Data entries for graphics
************

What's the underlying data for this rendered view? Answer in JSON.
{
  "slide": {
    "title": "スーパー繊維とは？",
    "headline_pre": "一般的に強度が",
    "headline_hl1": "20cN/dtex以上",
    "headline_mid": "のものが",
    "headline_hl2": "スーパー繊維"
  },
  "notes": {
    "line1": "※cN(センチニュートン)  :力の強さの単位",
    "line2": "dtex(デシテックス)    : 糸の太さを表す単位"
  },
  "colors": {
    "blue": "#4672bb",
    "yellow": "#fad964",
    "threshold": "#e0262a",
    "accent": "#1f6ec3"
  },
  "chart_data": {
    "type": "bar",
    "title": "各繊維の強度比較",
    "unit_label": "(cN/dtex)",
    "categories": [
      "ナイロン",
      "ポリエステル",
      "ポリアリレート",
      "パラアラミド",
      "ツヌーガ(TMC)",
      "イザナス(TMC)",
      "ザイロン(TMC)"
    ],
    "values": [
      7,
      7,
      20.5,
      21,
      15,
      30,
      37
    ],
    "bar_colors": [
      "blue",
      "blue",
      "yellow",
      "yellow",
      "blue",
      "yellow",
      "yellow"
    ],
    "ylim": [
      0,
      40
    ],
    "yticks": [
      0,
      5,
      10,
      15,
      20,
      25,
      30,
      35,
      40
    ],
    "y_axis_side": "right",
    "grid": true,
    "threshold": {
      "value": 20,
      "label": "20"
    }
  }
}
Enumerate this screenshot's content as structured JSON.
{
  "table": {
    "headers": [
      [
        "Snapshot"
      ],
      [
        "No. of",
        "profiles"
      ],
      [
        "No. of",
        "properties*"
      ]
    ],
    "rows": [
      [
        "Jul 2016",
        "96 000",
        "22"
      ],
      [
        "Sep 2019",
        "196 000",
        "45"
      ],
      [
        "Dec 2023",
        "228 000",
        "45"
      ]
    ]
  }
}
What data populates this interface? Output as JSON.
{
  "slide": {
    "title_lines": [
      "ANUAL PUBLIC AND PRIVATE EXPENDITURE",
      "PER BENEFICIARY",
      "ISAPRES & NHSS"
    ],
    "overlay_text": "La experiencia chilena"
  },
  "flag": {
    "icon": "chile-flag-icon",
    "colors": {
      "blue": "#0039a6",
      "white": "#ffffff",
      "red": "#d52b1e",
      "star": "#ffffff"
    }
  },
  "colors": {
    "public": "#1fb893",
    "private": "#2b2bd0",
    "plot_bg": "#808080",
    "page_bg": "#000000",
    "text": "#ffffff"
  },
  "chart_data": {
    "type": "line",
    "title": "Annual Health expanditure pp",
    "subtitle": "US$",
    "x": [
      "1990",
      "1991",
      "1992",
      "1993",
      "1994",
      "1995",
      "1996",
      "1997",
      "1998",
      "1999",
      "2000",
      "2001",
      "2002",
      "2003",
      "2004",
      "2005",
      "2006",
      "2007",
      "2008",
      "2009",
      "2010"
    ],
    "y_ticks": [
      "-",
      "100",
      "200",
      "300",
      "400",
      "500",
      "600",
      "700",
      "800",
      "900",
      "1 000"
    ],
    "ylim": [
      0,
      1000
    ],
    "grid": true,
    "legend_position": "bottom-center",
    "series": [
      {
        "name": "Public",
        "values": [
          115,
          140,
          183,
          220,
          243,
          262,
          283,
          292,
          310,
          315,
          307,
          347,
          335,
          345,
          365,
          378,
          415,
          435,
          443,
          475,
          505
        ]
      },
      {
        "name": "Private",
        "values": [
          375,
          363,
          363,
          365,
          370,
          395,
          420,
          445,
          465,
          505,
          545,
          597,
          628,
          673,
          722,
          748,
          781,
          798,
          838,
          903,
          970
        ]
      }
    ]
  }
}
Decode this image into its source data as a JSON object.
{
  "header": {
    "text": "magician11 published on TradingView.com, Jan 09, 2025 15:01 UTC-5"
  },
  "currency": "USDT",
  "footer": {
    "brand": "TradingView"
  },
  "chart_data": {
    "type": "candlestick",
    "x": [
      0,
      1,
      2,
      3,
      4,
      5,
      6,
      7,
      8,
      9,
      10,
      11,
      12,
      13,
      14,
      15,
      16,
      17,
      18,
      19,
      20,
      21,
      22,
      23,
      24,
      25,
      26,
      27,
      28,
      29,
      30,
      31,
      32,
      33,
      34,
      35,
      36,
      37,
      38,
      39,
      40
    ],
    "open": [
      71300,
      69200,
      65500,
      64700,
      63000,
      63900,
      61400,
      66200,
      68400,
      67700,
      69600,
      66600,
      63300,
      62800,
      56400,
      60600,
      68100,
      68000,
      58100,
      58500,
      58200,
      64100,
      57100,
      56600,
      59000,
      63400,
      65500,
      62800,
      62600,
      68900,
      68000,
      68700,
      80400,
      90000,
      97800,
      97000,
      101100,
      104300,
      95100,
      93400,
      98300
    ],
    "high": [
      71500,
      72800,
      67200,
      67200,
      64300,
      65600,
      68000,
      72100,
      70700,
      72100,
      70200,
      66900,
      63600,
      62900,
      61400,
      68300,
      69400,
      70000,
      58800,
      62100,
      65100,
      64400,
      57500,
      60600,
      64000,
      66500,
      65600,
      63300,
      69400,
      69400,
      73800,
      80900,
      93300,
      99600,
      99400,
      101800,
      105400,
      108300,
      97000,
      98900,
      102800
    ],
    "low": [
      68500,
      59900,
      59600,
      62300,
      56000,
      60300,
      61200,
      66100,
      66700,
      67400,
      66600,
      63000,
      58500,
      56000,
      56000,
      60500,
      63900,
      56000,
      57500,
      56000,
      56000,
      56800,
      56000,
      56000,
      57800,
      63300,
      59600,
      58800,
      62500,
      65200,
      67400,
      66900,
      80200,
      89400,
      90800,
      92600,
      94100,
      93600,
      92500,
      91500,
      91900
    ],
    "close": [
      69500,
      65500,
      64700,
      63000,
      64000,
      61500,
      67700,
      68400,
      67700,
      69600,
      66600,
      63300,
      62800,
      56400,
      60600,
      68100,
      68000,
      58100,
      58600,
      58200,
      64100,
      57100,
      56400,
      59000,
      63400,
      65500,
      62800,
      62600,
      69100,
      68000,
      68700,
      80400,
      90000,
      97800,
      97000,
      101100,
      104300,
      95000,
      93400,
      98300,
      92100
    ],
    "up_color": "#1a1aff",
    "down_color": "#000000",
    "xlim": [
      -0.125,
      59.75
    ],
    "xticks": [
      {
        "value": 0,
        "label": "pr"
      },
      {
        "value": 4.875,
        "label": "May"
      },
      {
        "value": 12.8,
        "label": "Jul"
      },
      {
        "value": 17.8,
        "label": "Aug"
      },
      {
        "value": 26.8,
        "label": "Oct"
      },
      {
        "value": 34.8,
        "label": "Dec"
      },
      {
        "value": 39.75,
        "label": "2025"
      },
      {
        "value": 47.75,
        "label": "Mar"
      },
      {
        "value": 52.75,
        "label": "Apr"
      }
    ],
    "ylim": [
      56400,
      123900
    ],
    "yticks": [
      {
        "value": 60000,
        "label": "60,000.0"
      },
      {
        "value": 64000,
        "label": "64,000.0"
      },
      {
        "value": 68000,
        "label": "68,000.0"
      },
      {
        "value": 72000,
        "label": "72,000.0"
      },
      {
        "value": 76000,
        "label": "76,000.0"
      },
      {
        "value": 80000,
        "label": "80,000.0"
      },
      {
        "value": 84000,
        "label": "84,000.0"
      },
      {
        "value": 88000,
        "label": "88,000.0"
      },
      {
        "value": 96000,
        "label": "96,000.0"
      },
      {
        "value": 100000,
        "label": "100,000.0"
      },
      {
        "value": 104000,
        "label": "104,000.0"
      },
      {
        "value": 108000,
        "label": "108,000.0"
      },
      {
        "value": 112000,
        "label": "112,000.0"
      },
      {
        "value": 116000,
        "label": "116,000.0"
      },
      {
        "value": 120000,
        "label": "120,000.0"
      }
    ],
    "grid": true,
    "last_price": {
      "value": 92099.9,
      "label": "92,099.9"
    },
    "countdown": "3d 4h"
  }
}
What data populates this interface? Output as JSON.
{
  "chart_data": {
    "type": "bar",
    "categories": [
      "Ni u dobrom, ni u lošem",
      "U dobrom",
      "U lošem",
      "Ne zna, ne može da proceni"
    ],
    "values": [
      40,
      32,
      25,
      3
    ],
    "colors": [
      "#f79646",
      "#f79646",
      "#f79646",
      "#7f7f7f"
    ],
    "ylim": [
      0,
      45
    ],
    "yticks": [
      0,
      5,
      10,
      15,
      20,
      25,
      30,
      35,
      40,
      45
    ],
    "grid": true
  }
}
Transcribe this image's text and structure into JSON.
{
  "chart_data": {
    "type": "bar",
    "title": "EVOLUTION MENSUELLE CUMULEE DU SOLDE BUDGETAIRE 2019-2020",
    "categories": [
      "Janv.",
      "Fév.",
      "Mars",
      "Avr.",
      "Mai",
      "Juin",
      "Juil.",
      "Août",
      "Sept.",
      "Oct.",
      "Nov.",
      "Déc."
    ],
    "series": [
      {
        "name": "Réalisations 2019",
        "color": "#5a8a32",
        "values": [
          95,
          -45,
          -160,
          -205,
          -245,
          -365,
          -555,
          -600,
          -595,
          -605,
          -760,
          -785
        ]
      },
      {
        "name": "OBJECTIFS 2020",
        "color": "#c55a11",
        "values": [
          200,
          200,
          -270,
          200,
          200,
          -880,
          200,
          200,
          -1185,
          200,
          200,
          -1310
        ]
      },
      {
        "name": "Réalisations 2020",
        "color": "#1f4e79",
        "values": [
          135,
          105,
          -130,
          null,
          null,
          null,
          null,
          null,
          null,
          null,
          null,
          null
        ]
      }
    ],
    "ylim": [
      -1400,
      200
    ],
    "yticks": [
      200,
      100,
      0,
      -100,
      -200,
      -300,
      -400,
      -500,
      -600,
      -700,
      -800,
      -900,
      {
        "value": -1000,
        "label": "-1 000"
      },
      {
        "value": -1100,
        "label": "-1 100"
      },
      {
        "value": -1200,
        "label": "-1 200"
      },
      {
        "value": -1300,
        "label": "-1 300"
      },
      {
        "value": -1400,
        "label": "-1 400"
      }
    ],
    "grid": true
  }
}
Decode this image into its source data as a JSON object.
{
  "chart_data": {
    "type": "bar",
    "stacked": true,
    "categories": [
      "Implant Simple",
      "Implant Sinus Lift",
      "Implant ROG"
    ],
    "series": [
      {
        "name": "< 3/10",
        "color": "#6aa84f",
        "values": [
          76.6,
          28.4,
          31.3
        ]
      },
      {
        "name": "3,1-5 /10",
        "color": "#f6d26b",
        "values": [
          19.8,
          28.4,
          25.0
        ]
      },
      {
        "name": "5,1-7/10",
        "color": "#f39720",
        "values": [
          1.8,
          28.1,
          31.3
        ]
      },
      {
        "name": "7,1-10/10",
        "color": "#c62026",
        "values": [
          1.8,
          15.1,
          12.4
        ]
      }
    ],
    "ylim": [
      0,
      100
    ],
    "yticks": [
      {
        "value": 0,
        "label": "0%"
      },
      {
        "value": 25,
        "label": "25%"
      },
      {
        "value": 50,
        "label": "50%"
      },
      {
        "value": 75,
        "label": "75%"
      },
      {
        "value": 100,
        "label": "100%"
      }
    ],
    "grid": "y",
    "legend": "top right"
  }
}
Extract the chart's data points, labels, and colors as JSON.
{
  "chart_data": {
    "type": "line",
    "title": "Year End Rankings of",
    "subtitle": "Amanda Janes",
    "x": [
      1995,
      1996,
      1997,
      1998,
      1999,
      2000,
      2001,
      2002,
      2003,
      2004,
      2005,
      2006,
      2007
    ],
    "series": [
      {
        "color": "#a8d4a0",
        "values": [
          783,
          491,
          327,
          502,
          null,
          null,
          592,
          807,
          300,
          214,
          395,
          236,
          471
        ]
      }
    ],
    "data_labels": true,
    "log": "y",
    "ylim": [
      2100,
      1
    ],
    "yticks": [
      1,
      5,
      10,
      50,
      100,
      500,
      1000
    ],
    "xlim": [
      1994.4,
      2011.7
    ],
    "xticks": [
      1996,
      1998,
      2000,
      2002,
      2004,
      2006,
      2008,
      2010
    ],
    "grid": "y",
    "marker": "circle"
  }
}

************

Go through the records and pull out each line that includes the word "TradingView".

--- Result of this exercise ---
    "text": "magician11 published on TradingView.com, Jan 09, 2025 15:01 UTC-5"
    "brand": "TradingView"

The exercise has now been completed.